> Passage:
# Newbie cornsnake handling advice.



## Big Rob (Aug 24, 2015)

Just wanted a few words of wisdom please.
I collected my first ever snake,a 4 feet long 18 month old cornsnake 9 days ago.Her original set up was quite sparse,with only 1 hide/cave type thing more suitable for a guinea pig (strips of wood in an arch ) and a single branch to climb,so before I brought her home I bought a new cave and a "tube" of cork to give her more enrichment etc.She went straight into the new cave ,after a reassuring drink and didn't move for 4 days (that I saw). I then swapped the cave from the cool end into the warm end as I was little worried. She almost immediately moved across and took up residence in the cave once more. She then moved into the cork tube. I let her acclimatise with no disturbance ,apart from changing her water, then fed her 1 mouse on Friday. I have only seen her move from the tube,into the cave over the heat mat,once more. What is the best way to encourage her out of the tube as I haven't yet handled her since the move. This is my first ever snake,and the only other times I handled her was when the original owner got her out of the viv when I went to see her,and when I went to collect her. Will I have to lift the cork tube out and wait for her to emerge?:blush:
And also should I get another cave ,the same as the one she prefers, and bin the horrid wooden thing? I am going to the IHS show at Doncaster on sunday as its only 30 mins from me,so can hopefully pick up one there that similar.


----------



## markieboyle (Sep 1, 2015)

I would definitely try and get another cave so the two hides are the same, as for lifting the hide to handle, that's what I do with my royal other wise I wouldn't see it not, not got that problem with my boa she doesn't use them


----------



## Ninjamonkyy (Jul 19, 2015)

I would leave him for a few more days to settle. Check on him in the early morning and evening/early night, as that's when they tend to move around. If he doesn't come out, lift the hide, make use he knows you're there and pick him up. If he tries to get away, put him back and wait a few more days. He should be ok to handle then. You'll find out the more he's handled the more he will be confident around you and come out. Also make sure that the viv is in a peaceful spot, so he's not afraid of people constantly walking past. It could stress him out. 
Also definitely get another cave, put one in the warm half and the other in the cold area so he can thermoregulate and digest better. Once you get around to holding him, check how warm he is. If he's cold to the touch you may need to adjust the position of the hides.
Sorry rambled on too much xD
Hope it helped a little bit


----------



## Big Rob (Aug 24, 2015)

Thanks for the 2 replies guys. I plucked up the courage and handled her last night. She was in her usual place of the cork tube,so I lifted that out and left her,watching her every few seconds in case she made a bid for freedom. After 20 minutes or more of her just looking at me I gave up. I placed her back in the cool end of the viv. I checked back 30 minutes later and she had gone into her cave in the warm end. So I carefully picked up the cave and removed from viv. I then carefully picked her up and she was fine once out. She happily sat on my lap whilst watching tv,apart from a few attempts to escape behind me ,under cushions or up my shorts leg mg:.

> Records supplied:
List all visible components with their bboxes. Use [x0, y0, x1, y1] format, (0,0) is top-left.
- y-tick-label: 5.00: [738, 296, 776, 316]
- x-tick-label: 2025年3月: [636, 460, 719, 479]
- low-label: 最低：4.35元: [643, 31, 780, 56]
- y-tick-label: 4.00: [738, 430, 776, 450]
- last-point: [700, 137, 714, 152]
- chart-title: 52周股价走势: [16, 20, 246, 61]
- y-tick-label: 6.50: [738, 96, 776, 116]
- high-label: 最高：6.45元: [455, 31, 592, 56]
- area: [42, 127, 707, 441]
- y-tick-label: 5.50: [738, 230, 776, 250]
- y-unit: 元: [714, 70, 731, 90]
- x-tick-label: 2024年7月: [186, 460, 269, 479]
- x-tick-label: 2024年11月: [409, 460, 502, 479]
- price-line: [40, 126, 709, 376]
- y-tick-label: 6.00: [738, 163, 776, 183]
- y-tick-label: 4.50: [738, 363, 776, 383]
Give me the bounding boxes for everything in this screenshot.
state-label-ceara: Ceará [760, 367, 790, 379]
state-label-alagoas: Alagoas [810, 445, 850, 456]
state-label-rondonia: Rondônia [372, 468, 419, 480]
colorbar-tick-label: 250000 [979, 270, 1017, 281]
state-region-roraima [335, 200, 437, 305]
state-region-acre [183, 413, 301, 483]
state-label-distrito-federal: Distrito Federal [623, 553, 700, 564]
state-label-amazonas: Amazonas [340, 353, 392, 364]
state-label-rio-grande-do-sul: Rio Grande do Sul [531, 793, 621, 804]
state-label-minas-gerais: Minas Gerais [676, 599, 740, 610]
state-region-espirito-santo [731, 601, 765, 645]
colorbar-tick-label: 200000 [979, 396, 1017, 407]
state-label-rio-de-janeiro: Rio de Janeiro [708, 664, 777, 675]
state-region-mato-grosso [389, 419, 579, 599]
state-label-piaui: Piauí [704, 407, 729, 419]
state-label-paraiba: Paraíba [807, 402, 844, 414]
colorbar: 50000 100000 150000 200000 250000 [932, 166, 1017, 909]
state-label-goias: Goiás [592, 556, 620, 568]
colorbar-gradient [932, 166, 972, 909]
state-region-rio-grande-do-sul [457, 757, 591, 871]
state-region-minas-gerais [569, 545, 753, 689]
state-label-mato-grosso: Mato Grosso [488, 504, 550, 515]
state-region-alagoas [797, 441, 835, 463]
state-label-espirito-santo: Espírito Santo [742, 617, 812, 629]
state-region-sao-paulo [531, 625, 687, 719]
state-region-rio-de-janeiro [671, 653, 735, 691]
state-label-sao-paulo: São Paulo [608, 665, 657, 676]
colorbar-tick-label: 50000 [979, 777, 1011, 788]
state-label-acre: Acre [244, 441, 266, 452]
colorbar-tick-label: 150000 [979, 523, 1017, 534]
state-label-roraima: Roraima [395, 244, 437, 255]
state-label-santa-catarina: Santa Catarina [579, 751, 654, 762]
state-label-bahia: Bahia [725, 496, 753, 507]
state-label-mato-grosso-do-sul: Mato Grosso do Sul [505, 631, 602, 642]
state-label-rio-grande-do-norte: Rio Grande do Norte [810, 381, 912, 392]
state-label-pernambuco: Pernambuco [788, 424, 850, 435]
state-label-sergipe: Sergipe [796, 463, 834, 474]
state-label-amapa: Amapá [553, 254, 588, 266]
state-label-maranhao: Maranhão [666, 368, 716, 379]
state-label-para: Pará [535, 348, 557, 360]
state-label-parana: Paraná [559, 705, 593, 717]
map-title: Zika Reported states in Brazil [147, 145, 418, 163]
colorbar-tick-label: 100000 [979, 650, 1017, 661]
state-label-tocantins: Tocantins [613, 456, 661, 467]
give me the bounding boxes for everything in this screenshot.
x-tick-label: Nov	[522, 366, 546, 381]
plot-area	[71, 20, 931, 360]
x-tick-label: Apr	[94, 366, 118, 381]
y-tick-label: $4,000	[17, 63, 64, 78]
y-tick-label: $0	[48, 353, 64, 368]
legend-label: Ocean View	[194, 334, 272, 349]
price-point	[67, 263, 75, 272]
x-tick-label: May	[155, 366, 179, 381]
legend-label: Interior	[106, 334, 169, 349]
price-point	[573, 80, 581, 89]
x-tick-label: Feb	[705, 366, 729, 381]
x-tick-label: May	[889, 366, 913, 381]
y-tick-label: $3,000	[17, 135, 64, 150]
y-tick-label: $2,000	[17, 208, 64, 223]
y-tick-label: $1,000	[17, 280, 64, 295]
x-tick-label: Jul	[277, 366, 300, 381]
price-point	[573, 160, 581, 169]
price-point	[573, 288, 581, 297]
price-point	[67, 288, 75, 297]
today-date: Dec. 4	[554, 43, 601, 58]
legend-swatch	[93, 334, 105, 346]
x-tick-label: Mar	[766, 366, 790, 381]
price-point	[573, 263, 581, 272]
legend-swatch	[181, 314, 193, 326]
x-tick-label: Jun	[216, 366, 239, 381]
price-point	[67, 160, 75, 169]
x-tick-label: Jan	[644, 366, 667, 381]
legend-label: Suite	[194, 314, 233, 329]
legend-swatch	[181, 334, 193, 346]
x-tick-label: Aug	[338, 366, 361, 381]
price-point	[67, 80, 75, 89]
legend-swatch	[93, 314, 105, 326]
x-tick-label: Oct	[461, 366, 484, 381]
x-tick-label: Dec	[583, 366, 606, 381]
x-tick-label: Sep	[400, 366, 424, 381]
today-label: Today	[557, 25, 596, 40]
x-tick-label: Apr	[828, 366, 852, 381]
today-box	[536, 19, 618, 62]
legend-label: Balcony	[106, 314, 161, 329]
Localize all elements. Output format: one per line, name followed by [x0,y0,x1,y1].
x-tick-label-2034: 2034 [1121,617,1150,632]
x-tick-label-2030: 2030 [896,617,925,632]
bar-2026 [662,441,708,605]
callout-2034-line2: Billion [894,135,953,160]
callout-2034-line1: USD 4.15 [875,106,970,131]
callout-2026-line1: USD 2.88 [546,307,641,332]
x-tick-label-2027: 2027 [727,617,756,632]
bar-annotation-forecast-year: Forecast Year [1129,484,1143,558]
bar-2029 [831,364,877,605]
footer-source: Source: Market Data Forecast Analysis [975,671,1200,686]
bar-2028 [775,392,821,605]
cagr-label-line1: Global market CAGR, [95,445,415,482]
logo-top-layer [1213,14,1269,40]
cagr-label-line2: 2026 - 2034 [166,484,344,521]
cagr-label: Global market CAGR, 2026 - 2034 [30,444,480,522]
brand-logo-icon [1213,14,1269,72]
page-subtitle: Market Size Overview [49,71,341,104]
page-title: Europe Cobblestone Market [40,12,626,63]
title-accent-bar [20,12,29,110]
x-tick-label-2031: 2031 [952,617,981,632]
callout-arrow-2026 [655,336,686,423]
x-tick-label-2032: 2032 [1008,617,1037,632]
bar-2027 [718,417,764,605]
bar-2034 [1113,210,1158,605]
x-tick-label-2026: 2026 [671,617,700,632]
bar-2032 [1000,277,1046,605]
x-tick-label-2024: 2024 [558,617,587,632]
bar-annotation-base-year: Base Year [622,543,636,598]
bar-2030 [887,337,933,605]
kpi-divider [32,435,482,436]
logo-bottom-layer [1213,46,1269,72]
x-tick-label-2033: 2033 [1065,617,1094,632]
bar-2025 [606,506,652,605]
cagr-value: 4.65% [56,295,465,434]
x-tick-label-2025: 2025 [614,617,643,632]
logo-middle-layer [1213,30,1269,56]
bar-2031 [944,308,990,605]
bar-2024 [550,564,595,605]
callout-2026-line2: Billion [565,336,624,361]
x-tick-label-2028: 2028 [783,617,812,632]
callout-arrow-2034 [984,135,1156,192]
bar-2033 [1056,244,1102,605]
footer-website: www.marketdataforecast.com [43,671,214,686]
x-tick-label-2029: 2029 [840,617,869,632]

> Set tasks:
(a) In the cornsnake thread, what length does Big Rob give for the snake he collected?
(b) Reproduce the passage of the cornsnake thread between "I would leave" and "of the hides.", inclusive.

> Answers for this exercise:
(a) 4 feet long.

(b)
I would leave him for a few more days to settle. Check on him in the early morning and evening/early night, as that's when they tend to move around. If he doesn't come out, lift the hide, make use he knows you're there and pick him up. If he tries to get away, put him back and wait a few more days. He should be ok to handle then. You'll find out the more he's handled the more he will be confident around you and come out. Also make sure that the viv is in a peaceful spot, so he's not afraid of people constantly walking past. It could stress him out. 
Also definitely get another cave, put one in the warm half and the other in the cold area so he can thermoregulate and digest better. Once you get around to holding him, check how warm he is. If he's cold to the touch you may need to adjust the position of the hides.